■ Extracts from a graphics dataset
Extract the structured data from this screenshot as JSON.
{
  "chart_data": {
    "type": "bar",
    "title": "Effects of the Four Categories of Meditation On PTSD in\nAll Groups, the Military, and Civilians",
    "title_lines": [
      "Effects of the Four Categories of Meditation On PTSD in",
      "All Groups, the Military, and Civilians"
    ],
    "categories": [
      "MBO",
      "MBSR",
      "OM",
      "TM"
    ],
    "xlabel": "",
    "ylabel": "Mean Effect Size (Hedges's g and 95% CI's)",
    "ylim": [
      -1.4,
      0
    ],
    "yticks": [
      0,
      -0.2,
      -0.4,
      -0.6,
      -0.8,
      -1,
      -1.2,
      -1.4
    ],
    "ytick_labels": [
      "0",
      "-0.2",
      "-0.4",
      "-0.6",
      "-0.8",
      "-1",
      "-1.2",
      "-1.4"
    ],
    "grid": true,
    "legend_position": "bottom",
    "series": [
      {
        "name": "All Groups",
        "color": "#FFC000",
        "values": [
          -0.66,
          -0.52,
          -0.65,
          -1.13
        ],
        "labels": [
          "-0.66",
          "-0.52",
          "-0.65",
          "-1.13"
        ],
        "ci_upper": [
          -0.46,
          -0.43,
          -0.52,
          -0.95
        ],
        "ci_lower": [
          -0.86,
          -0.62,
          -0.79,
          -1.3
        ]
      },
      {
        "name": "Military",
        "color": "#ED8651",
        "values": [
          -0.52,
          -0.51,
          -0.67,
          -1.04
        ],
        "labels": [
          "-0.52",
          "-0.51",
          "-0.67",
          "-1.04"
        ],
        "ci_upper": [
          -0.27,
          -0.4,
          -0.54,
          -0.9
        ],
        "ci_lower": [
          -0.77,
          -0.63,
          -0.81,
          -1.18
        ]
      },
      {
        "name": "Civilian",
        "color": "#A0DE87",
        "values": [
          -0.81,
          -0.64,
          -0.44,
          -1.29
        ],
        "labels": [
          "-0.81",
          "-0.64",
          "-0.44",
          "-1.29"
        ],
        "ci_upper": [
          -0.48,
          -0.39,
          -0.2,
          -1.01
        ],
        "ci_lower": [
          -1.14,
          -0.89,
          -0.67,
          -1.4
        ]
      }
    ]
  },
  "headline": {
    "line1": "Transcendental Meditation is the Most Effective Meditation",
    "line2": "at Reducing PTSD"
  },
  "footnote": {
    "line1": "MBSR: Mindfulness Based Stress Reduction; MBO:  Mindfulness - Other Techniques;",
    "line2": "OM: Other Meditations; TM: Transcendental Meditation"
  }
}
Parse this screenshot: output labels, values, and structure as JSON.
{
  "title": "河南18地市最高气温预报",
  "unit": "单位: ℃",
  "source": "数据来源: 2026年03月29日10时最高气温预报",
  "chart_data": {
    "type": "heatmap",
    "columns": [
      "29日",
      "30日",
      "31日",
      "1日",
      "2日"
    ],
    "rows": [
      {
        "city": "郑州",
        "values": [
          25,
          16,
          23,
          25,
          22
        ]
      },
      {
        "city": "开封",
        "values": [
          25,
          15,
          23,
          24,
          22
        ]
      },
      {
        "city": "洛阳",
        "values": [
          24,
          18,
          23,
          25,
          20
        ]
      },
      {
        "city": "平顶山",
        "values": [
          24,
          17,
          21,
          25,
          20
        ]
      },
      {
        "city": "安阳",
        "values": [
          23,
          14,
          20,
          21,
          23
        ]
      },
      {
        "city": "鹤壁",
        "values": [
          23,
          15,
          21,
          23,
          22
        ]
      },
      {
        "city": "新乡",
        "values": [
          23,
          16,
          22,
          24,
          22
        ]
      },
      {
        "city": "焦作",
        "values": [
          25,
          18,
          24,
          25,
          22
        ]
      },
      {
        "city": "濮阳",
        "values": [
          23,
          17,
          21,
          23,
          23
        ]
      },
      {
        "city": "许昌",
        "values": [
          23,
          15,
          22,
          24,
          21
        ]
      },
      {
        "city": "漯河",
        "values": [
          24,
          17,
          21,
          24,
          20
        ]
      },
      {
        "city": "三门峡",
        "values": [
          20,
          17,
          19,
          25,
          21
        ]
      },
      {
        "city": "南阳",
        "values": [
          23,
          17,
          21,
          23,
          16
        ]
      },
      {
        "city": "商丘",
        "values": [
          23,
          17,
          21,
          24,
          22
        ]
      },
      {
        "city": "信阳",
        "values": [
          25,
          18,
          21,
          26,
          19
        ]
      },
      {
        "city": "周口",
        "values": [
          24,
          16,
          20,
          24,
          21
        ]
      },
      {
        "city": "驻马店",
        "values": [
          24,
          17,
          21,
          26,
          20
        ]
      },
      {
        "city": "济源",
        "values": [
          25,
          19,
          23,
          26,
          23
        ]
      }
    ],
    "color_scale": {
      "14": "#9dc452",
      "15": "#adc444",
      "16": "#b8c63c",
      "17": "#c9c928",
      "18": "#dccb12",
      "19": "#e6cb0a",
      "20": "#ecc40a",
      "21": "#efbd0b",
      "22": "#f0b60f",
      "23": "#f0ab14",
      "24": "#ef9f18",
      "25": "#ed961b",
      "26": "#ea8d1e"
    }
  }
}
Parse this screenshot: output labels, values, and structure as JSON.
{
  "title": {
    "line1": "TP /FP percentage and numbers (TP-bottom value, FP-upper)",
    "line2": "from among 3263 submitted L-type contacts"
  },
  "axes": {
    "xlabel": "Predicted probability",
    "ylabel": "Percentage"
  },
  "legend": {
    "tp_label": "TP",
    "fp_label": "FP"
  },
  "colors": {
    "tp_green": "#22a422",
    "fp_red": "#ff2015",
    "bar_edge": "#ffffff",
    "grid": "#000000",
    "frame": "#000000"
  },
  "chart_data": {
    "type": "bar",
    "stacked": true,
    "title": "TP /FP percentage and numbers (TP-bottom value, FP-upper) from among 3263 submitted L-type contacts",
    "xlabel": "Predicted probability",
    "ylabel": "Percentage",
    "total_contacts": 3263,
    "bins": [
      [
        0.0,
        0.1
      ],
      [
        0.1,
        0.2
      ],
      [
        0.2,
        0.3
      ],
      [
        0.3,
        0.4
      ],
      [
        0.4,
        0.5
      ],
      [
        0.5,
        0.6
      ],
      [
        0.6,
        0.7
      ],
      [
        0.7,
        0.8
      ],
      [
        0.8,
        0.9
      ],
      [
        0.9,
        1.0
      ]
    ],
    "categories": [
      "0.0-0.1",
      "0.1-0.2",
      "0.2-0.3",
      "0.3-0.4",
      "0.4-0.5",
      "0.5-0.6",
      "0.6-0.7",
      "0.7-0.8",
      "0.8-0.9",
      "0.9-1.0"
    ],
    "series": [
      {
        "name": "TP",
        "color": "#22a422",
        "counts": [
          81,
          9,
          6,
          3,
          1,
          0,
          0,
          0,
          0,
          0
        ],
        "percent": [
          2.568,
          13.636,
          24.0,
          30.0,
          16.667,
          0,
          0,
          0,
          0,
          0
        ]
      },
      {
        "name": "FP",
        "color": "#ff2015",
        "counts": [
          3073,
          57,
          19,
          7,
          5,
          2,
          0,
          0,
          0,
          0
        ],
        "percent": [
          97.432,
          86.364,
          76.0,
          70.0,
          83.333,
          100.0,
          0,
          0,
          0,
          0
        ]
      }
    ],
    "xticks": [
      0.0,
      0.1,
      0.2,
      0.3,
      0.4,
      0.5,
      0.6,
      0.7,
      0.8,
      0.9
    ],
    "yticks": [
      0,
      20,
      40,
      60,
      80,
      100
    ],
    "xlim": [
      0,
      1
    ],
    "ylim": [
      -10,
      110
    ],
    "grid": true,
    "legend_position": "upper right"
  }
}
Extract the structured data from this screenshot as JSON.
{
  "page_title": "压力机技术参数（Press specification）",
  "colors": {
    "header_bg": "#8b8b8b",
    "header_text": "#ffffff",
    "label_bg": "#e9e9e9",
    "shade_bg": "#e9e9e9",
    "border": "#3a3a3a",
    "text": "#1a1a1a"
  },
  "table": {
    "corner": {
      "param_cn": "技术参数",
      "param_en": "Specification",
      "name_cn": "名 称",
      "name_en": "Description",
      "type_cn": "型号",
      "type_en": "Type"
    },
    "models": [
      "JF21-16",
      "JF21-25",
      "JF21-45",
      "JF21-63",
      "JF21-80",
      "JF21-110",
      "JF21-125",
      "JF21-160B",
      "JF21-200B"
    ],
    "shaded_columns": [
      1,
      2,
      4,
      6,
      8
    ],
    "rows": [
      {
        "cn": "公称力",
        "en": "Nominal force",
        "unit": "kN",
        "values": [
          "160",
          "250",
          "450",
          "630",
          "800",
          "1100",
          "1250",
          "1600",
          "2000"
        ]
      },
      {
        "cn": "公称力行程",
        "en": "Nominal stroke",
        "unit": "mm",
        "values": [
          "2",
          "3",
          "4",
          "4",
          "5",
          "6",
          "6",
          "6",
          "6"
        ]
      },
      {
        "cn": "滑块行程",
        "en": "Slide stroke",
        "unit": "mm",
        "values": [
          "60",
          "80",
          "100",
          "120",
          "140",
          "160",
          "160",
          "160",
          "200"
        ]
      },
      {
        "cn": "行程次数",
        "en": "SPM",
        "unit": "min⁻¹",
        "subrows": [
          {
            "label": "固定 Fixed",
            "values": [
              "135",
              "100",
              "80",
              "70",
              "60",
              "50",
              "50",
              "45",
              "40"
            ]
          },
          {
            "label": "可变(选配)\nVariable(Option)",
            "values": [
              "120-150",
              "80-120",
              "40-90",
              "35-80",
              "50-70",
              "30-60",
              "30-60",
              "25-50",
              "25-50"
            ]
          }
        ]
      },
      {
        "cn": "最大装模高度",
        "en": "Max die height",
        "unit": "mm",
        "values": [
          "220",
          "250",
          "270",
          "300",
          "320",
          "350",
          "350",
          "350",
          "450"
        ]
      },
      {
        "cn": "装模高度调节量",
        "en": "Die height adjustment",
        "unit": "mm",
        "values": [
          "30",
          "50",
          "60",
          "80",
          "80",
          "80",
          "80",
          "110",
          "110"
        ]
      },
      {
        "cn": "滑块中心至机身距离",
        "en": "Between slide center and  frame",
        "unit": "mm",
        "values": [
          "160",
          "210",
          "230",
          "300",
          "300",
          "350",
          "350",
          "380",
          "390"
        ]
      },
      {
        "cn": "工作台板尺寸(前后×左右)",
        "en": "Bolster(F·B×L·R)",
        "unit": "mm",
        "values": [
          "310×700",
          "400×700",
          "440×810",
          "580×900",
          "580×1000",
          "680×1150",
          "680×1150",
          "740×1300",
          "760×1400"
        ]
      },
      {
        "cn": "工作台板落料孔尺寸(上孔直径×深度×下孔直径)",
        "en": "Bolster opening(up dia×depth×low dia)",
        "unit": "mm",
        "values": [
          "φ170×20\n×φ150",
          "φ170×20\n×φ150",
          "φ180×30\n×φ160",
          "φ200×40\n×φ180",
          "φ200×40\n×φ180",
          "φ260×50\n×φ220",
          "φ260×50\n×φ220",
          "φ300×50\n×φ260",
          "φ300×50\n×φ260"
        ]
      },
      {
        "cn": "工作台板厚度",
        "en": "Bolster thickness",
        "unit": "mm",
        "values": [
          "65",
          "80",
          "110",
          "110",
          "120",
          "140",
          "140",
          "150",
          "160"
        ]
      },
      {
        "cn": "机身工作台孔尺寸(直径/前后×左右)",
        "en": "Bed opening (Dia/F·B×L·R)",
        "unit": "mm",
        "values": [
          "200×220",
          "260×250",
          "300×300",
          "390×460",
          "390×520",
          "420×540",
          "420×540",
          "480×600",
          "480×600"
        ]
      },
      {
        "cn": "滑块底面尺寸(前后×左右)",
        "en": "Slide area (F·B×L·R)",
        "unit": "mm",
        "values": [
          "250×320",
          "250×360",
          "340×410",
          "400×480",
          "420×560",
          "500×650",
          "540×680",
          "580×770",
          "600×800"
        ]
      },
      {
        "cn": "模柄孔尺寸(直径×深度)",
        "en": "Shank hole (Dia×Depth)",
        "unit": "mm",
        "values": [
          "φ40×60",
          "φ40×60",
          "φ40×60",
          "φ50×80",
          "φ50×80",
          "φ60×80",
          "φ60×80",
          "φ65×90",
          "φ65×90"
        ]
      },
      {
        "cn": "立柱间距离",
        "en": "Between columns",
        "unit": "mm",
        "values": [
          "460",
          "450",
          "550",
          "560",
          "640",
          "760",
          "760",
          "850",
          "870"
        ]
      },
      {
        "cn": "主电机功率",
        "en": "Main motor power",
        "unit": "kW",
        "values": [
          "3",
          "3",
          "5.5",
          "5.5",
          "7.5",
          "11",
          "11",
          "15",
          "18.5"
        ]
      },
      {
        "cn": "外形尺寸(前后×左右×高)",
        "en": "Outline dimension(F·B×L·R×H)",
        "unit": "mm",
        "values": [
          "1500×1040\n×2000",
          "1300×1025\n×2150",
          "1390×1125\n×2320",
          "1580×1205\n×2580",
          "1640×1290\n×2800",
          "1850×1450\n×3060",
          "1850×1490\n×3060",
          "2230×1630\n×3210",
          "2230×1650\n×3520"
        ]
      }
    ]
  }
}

■ Work required
Go through the records and pull out each line that includes the word "Military".

■ Solution to this task
    "title": "Effects of the Four Categories of Meditation On PTSD in\nAll Groups, the Military, and Civilians",
      "All Groups, the Military, and Civilians"
        "name": "Military",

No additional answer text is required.